Extract each line bearing the word "File".

**INPUT ROWS**
================================

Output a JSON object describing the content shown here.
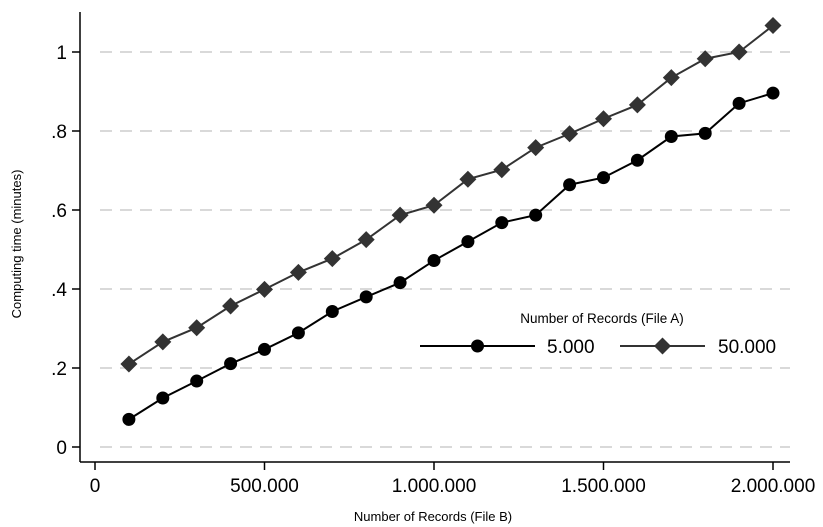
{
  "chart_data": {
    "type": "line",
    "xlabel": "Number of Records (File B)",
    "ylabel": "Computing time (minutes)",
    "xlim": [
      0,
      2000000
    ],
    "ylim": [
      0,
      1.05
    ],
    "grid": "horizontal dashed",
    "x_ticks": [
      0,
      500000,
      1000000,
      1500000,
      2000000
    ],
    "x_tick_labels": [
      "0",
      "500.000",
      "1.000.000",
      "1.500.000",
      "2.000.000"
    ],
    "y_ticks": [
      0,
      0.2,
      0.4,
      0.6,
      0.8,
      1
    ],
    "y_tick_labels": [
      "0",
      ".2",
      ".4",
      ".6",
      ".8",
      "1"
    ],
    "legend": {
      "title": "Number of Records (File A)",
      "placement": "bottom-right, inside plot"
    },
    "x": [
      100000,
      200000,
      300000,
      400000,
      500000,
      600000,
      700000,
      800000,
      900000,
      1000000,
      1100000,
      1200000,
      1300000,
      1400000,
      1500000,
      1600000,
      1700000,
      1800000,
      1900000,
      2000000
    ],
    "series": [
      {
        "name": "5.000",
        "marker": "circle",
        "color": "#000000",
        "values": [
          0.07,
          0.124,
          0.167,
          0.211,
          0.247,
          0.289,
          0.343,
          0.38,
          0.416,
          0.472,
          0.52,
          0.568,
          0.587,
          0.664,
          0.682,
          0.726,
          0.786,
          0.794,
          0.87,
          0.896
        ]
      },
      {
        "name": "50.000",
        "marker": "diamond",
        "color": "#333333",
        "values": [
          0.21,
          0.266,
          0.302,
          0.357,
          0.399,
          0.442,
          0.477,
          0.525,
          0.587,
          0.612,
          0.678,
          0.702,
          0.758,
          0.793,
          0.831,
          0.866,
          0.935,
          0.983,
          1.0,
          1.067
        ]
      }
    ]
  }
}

================================

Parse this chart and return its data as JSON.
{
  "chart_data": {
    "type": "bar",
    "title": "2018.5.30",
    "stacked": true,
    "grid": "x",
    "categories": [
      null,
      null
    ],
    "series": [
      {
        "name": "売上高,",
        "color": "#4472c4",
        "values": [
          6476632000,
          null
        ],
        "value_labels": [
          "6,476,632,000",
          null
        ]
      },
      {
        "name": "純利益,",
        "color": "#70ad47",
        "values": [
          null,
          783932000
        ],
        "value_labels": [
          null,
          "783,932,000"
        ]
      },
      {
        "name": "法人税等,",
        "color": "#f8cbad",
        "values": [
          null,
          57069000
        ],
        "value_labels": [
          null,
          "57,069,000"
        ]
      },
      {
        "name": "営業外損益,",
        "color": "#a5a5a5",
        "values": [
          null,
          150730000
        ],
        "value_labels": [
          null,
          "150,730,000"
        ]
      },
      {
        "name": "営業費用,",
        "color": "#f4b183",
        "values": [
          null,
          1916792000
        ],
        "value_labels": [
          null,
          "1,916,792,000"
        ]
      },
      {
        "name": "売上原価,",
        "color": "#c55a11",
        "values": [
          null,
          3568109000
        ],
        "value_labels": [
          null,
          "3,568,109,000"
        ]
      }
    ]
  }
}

================================

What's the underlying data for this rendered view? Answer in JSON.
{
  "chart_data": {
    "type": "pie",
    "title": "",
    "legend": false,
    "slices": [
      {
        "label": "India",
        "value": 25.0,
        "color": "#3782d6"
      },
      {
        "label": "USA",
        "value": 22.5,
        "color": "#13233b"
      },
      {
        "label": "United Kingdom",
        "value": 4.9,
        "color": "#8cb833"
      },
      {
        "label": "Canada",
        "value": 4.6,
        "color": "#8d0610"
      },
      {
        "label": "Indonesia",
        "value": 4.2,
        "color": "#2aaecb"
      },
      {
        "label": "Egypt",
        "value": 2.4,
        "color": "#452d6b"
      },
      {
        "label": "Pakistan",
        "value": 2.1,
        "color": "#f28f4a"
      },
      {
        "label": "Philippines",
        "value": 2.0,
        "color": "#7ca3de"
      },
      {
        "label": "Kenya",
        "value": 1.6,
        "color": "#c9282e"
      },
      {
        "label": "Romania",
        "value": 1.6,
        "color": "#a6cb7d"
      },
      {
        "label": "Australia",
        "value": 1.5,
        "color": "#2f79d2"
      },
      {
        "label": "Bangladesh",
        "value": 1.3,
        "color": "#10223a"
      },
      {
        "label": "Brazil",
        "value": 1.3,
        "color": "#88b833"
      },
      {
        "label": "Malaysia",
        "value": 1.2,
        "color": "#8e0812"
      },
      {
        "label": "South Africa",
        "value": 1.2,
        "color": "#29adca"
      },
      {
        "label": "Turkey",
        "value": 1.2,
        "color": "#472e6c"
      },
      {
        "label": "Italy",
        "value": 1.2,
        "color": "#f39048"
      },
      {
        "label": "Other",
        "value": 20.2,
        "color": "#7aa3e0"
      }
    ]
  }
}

================================

**CORRECT ANSWER**
    "xlabel": "Number of Records (File B)",
      "title": "Number of Records (File A)",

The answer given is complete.